__Task goal__. Repeat each line exactly as it is written.

A run of records
-------
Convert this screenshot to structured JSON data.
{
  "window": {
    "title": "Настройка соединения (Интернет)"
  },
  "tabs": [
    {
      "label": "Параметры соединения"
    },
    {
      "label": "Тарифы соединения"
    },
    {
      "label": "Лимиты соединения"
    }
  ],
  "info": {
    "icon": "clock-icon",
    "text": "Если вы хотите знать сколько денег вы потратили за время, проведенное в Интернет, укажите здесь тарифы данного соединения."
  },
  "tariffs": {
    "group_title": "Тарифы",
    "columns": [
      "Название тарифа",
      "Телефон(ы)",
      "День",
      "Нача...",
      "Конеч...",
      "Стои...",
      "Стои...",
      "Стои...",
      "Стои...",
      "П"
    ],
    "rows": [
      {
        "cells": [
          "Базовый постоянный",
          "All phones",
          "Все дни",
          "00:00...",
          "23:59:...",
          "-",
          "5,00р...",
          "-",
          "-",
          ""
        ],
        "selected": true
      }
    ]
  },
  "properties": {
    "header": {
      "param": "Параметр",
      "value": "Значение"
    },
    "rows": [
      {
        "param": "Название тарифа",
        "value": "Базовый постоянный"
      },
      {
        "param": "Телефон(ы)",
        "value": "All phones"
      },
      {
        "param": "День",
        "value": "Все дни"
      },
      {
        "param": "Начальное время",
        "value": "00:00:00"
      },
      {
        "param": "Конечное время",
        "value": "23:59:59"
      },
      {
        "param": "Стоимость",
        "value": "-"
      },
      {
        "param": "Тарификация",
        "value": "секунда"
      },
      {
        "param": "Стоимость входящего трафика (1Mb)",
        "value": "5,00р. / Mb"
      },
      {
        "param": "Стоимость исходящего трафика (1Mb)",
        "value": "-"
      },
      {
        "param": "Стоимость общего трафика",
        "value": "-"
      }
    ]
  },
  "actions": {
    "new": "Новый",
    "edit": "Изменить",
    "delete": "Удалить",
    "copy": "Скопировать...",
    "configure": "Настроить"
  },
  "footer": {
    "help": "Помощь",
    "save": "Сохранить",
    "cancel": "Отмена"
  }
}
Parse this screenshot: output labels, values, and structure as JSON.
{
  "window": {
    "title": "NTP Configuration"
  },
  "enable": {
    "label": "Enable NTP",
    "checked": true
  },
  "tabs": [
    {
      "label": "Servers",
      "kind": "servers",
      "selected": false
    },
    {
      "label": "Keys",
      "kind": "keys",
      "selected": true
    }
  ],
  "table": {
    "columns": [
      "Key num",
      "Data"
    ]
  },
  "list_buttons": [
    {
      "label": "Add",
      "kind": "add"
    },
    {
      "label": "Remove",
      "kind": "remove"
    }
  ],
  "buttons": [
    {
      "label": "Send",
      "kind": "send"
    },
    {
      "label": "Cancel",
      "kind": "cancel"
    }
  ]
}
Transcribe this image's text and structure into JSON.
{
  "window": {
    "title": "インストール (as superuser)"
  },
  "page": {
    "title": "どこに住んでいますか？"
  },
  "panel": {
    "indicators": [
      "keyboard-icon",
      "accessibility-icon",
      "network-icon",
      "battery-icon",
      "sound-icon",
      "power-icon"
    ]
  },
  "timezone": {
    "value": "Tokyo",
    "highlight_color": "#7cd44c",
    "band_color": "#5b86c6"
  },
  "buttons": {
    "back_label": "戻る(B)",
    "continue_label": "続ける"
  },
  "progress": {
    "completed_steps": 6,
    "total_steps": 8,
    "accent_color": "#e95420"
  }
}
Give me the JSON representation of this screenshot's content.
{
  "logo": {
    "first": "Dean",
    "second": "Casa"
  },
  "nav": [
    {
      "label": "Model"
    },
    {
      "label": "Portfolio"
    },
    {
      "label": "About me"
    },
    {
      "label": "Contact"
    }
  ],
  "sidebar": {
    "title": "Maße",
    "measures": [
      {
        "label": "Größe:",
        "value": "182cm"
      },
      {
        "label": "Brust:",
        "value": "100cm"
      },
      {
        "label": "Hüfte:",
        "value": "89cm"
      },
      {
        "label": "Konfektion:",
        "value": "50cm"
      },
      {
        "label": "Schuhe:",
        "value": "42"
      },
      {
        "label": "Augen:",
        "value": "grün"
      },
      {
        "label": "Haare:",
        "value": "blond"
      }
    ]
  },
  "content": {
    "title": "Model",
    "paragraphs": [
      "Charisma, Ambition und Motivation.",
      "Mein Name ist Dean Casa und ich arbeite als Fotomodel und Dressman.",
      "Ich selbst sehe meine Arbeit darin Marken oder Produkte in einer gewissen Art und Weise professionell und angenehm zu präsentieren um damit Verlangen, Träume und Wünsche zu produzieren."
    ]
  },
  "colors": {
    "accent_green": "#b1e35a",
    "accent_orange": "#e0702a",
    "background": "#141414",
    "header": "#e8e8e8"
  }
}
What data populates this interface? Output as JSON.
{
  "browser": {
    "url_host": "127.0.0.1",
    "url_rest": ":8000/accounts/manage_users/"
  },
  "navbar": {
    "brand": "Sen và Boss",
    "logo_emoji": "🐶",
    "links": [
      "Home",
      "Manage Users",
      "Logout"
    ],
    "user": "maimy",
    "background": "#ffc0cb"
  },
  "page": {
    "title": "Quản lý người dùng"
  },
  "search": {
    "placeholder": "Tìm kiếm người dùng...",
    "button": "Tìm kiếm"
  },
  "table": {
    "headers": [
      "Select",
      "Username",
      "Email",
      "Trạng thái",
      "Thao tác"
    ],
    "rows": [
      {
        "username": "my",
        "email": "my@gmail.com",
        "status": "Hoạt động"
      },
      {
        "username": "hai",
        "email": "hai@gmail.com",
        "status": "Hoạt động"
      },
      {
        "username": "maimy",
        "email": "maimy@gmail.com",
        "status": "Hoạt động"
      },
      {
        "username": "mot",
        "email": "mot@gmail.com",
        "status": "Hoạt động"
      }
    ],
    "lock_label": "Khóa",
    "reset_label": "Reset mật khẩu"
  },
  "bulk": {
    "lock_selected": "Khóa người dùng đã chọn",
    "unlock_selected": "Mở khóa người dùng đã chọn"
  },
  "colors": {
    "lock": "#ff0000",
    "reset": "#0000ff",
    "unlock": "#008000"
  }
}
-------
__Output of the exercise__.
Convert this screenshot to structured JSON data.
{
  "window": {
    "title": "Настройка соединения (Интернет)"
  },
  "tabs": [
    {
      "label": "Параметры соединения"
    },
    {
      "label": "Тарифы соединения"
    },
    {
      "label": "Лимиты соединения"
    }
  ],
  "info": {
    "icon": "clock-icon",
    "text": "Если вы хотите знать сколько денег вы потратили за время, проведенное в Интернет, укажите здесь тарифы данного соединения."
  },
  "tariffs": {
    "group_title": "Тарифы",
    "columns": [
      "Название тарифа",
      "Телефон(ы)",
      "День",
      "Нача...",
      "Конеч...",
      "Стои...",
      "Стои...",
      "Стои...",
      "Стои...",
      "П"
    ],
    "rows": [
      {
        "cells": [
          "Базовый постоянный",
          "All phones",
          "Все дни",
          "00:00...",
          "23:59:...",
          "-",
          "5,00р...",
          "-",
          "-",
          ""
        ],
        "selected": true
      }
    ]
  },
  "properties": {
    "header": {
      "param": "Параметр",
      "value": "Значение"
    },
    "rows": [
      {
        "param": "Название тарифа",
        "value": "Базовый постоянный"
      },
      {
        "param": "Телефон(ы)",
        "value": "All phones"
      },
      {
        "param": "День",
        "value": "Все дни"
      },
      {
        "param": "Начальное время",
        "value": "00:00:00"
      },
      {
        "param": "Конечное время",
        "value": "23:59:59"
      },
      {
        "param": "Стоимость",
        "value": "-"
      },
      {
        "param": "Тарификация",
        "value": "секунда"
      },
      {
        "param": "Стоимость входящего трафика (1Mb)",
        "value": "5,00р. / Mb"
      },
      {
        "param": "Стоимость исходящего трафика (1Mb)",
        "value": "-"
      },
      {
        "param": "Стоимость общего трафика",
        "value": "-"
      }
    ]
  },
  "actions": {
    "new": "Новый",
    "edit": "Изменить",
    "delete": "Удалить",
    "copy": "Скопировать...",
    "configure": "Настроить"
  },
  "footer": {
    "help": "Помощь",
    "save": "Сохранить",
    "cancel": "Отмена"
  }
}
Parse this screenshot: output labels, values, and structure as JSON.
{
  "window": {
    "title": "NTP Configuration"
  },
  "enable": {
    "label": "Enable NTP",
    "checked": true
  },
  "tabs": [
    {
      "label": "Servers",
      "kind": "servers",
      "selected": false
    },
    {
      "label": "Keys",
      "kind": "keys",
      "selected": true
    }
  ],
  "table": {
    "columns": [
      "Key num",
      "Data"
    ]
  },
  "list_buttons": [
    {
      "label": "Add",
      "kind": "add"
    },
    {
      "label": "Remove",
      "kind": "remove"
    }
  ],
  "buttons": [
    {
      "label": "Send",
      "kind": "send"
    },
    {
      "label": "Cancel",
      "kind": "cancel"
    }
  ]
}
Transcribe this image's text and structure into JSON.
{
  "window": {
    "title": "インストール (as superuser)"
  },
  "page": {
    "title": "どこに住んでいますか？"
  },
  "panel": {
    "indicators": [
      "keyboard-icon",
      "accessibility-icon",
      "network-icon",
      "battery-icon",
      "sound-icon",
      "power-icon"
    ]
  },
  "timezone": {
    "value": "Tokyo",
    "highlight_color": "#7cd44c",
    "band_color": "#5b86c6"
  },
  "buttons": {
    "back_label": "戻る(B)",
    "continue_label": "続ける"
  },
  "progress": {
    "completed_steps": 6,
    "total_steps": 8,
    "accent_color": "#e95420"
  }
}
Give me the JSON representation of this screenshot's content.
{
  "logo": {
    "first": "Dean",
    "second": "Casa"
  },
  "nav": [
    {
      "label": "Model"
    },
    {
      "label": "Portfolio"
    },
    {
      "label": "About me"
    },
    {
      "label": "Contact"
    }
  ],
  "sidebar": {
    "title": "Maße",
    "measures": [
      {
        "label": "Größe:",
        "value": "182cm"
      },
      {
        "label": "Brust:",
        "value": "100cm"
      },
      {
        "label": "Hüfte:",
        "value": "89cm"
      },
      {
        "label": "Konfektion:",
        "value": "50cm"
      },
      {
        "label": "Schuhe:",
        "value": "42"
      },
      {
        "label": "Augen:",
        "value": "grün"
      },
      {
        "label": "Haare:",
        "value": "blond"
      }
    ]
  },
  "content": {
    "title": "Model",
    "paragraphs": [
      "Charisma, Ambition und Motivation.",
      "Mein Name ist Dean Casa und ich arbeite als Fotomodel und Dressman.",
      "Ich selbst sehe meine Arbeit darin Marken oder Produkte in einer gewissen Art und Weise professionell und angenehm zu präsentieren um damit Verlangen, Träume und Wünsche zu produzieren."
    ]
  },
  "colors": {
    "accent_green": "#b1e35a",
    "accent_orange": "#e0702a",
    "background": "#141414",
    "header": "#e8e8e8"
  }
}
What data populates this interface? Output as JSON.
{
  "browser": {
    "url_host": "127.0.0.1",
    "url_rest": ":8000/accounts/manage_users/"
  },
  "navbar": {
    "brand": "Sen và Boss",
    "logo_emoji": "🐶",
    "links": [
      "Home",
      "Manage Users",
      "Logout"
    ],
    "user": "maimy",
    "background": "#ffc0cb"
  },
  "page": {
    "title": "Quản lý người dùng"
  },
  "search": {
    "placeholder": "Tìm kiếm người dùng...",
    "button": "Tìm kiếm"
  },
  "table": {
    "headers": [
      "Select",
      "Username",
      "Email",
      "Trạng thái",
      "Thao tác"
    ],
    "rows": [
      {
        "username": "my",
        "email": "my@gmail.com",
        "status": "Hoạt động"
      },
      {
        "username": "hai",
        "email": "hai@gmail.com",
        "status": "Hoạt động"
      },
      {
        "username": "maimy",
        "email": "maimy@gmail.com",
        "status": "Hoạt động"
      },
      {
        "username": "mot",
        "email": "mot@gmail.com",
        "status": "Hoạt động"
      }
    ],
    "lock_label": "Khóa",
    "reset_label": "Reset mật khẩu"
  },
  "bulk": {
    "lock_selected": "Khóa người dùng đã chọn",
    "unlock_selected": "Mở khóa người dùng đã chọn"
  },
  "colors": {
    "lock": "#ff0000",
    "reset": "#0000ff",
    "unlock": "#008000"
  }
}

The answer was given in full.